▶
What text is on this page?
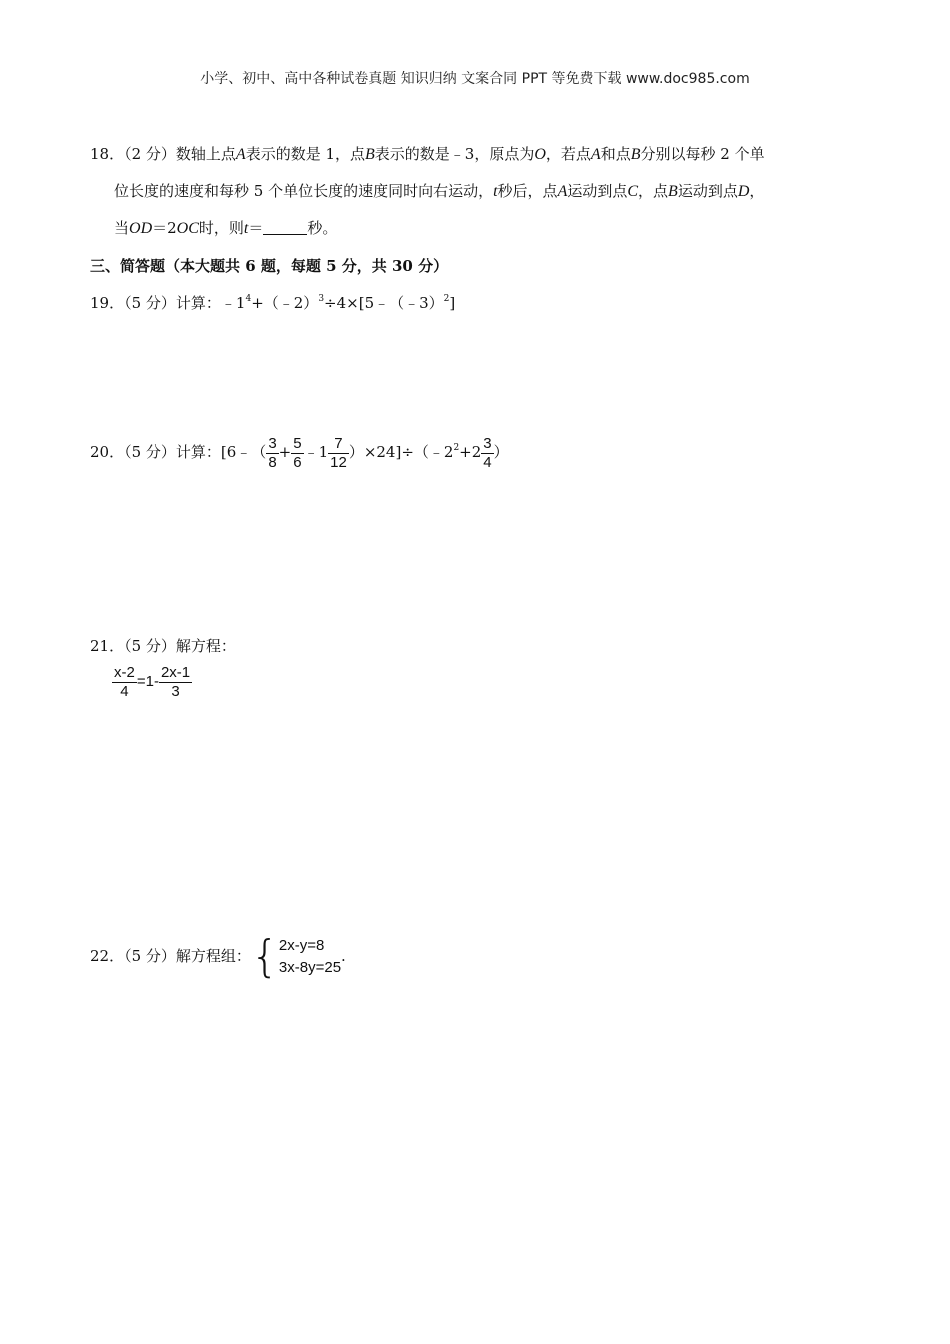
小学、初中、高中各种试卷真题 知识归纳 文案合同 PPT 等免费下载 www.doc985.com
18．（2 分）数轴上点A表示的数是 1，点B表示的数是﹣3，原点为O，若点A和点B分别以每秒 2 个单
位长度的速度和每秒 5 个单位长度的速度同时向右运动，t秒后，点A运动到点C，点B运动到点D，
当OD＝2OC时，则t＝	秒。
三、简答题（本大题共 6 题，每题 5 分，共 30 分）
19．（5 分）计算：$﹣1^4+(﹣2)^3\div 4\times[5﹣(﹣3)^2]$
20．（5 分）计算：[6﹣（ $\frac{3}{8} + \frac{5}{6}$ ﹣1 $\frac{7}{12}$ ）$\times 24]\div(﹣2^2+2 \frac{3}{4}$ ）
21．（5 分）解方程：
$\frac{x-2}{4} =1- \frac{2x-1}{3}$
22．（5 分）解方程组：{ 2x-y=8
3x-8y=25
.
◀
# [What this task involves]
Set the entries down again exactly. Do not include the images.

# [Completed task]
What text is on this page?
小学、初中、高中各种试卷真题 知识归纳 文案合同 PPT 等免费下载 www.doc985.com
18．（2 分）数轴上点A表示的数是 1，点B表示的数是﹣3，原点为O，若点A和点B分别以每秒 2 个单
位长度的速度和每秒 5 个单位长度的速度同时向右运动，t秒后，点A运动到点C，点B运动到点D，
当OD＝2OC时，则t＝	秒。
三、简答题（本大题共 6 题，每题 5 分，共 30 分）
19．（5 分）计算：$﹣1^4+(﹣2)^3\div 4\times[5﹣(﹣3)^2]$
20．（5 分）计算：[6﹣（ $\frac{3}{8} + \frac{5}{6}$ ﹣1 $\frac{7}{12}$ ）$\times 24]\div(﹣2^2+2 \frac{3}{4}$ ）
21．（5 分）解方程：
$\frac{x-2}{4} =1- \frac{2x-1}{3}$
22．（5 分）解方程组：{ 2x-y=8
3x-8y=25
.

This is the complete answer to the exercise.